** BEGIN **
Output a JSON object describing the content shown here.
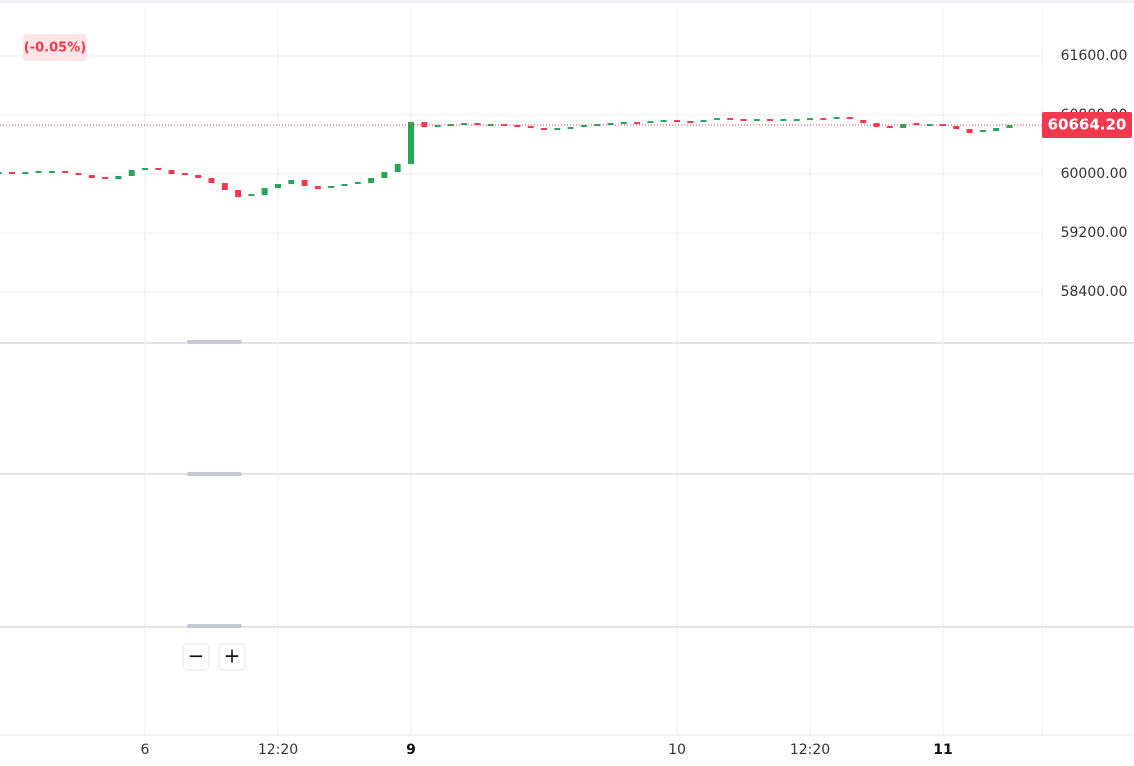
{
  "chart_data": {
    "type": "candlestick",
    "change": "(-0.05%)",
    "last_price": {
      "value": 60664.2,
      "label": "60664.20"
    },
    "up_color": "#26a65b",
    "down_color": "#f0394f",
    "categories": [
      null,
      null,
      null,
      null,
      null,
      null,
      null,
      null,
      null,
      null,
      null,
      "6",
      null,
      null,
      null,
      null,
      null,
      null,
      null,
      null,
      null,
      "12:20",
      null,
      null,
      null,
      null,
      null,
      null,
      null,
      null,
      null,
      "9",
      null,
      null,
      null,
      null,
      null,
      null,
      null,
      null,
      null,
      null,
      null,
      null,
      null,
      null,
      null,
      null,
      null,
      null,
      null,
      "10",
      null,
      null,
      null,
      null,
      null,
      null,
      null,
      null,
      null,
      "12:20",
      null,
      null,
      null,
      null,
      null,
      null,
      null,
      null,
      null,
      "11",
      null,
      null,
      null,
      null,
      null
    ],
    "bold_categories": [
      "9",
      "11"
    ],
    "values": [
      60014,
      60000,
      60014,
      60027,
      60027,
      60014,
      59986,
      59946,
      59932,
      59973,
      60054,
      60068,
      60054,
      60000,
      59986,
      59946,
      59878,
      59783,
      59688,
      59715,
      59810,
      59864,
      59919,
      59837,
      59797,
      59824,
      59851,
      59878,
      59946,
      60027,
      60136,
      60705,
      60637,
      60651,
      60664,
      60678,
      60664,
      60664,
      60651,
      60637,
      60610,
      60583,
      60610,
      60624,
      60651,
      60664,
      60678,
      60691,
      60678,
      60705,
      60718,
      60705,
      60691,
      60718,
      60745,
      60732,
      60718,
      60732,
      60718,
      60732,
      60732,
      60745,
      60732,
      60759,
      60732,
      60691,
      60637,
      60624,
      60678,
      60664,
      60664,
      60651,
      60610,
      60556,
      60583,
      60624,
      60664
    ],
    "ylim": [
      57709,
      62251
    ],
    "yticks": [
      {
        "value": 61600,
        "label": "61600.00"
      },
      {
        "value": 60800,
        "label": "60800.00"
      },
      {
        "value": 60000,
        "label": "60000.00"
      },
      {
        "value": 59200,
        "label": "59200.00"
      },
      {
        "value": 58400,
        "label": "58400.00"
      }
    ],
    "grid": true,
    "zoom_out": "−",
    "zoom_in": "+"
  }
}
** END **
* [The exercise] Copy out all the data exactly; skip the pictures.

* [Solved problem]
Output a JSON object describing the content shown here.
{
  "chart_data": {
    "type": "candlestick",
    "change": "(-0.05%)",
    "last_price": {
      "value": 60664.2,
      "label": "60664.20"
    },
    "up_color": "#26a65b",
    "down_color": "#f0394f",
    "categories": [
      null,
      null,
      null,
      null,
      null,
      null,
      null,
      null,
      null,
      null,
      null,
      "6",
      null,
      null,
      null,
      null,
      null,
      null,
      null,
      null,
      null,
      "12:20",
      null,
      null,
      null,
      null,
      null,
      null,
      null,
      null,
      null,
      "9",
      null,
      null,
      null,
      null,
      null,
      null,
      null,
      null,
      null,
      null,
      null,
      null,
      null,
      null,
      null,
      null,
      null,
      null,
      null,
      "10",
      null,
      null,
      null,
      null,
      null,
      null,
      null,
      null,
      null,
      "12:20",
      null,
      null,
      null,
      null,
      null,
      null,
      null,
      null,
      null,
      "11",
      null,
      null,
      null,
      null,
      null
    ],
    "bold_categories": [
      "9",
      "11"
    ],
    "values": [
      60014,
      60000,
      60014,
      60027,
      60027,
      60014,
      59986,
      59946,
      59932,
      59973,
      60054,
      60068,
      60054,
      60000,
      59986,
      59946,
      59878,
      59783,
      59688,
      59715,
      59810,
      59864,
      59919,
      59837,
      59797,
      59824,
      59851,
      59878,
      59946,
      60027,
      60136,
      60705,
      60637,
      60651,
      60664,
      60678,
      60664,
      60664,
      60651,
      60637,
      60610,
      60583,
      60610,
      60624,
      60651,
      60664,
      60678,
      60691,
      60678,
      60705,
      60718,
      60705,
      60691,
      60718,
      60745,
      60732,
      60718,
      60732,
      60718,
      60732,
      60732,
      60745,
      60732,
      60759,
      60732,
      60691,
      60637,
      60624,
      60678,
      60664,
      60664,
      60651,
      60610,
      60556,
      60583,
      60624,
      60664
    ],
    "ylim": [
      57709,
      62251
    ],
    "yticks": [
      {
        "value": 61600,
        "label": "61600.00"
      },
      {
        "value": 60800,
        "label": "60800.00"
      },
      {
        "value": 60000,
        "label": "60000.00"
      },
      {
        "value": 59200,
        "label": "59200.00"
      },
      {
        "value": 58400,
        "label": "58400.00"
      }
    ],
    "grid": true,
    "zoom_out": "−",
    "zoom_in": "+"
  }
}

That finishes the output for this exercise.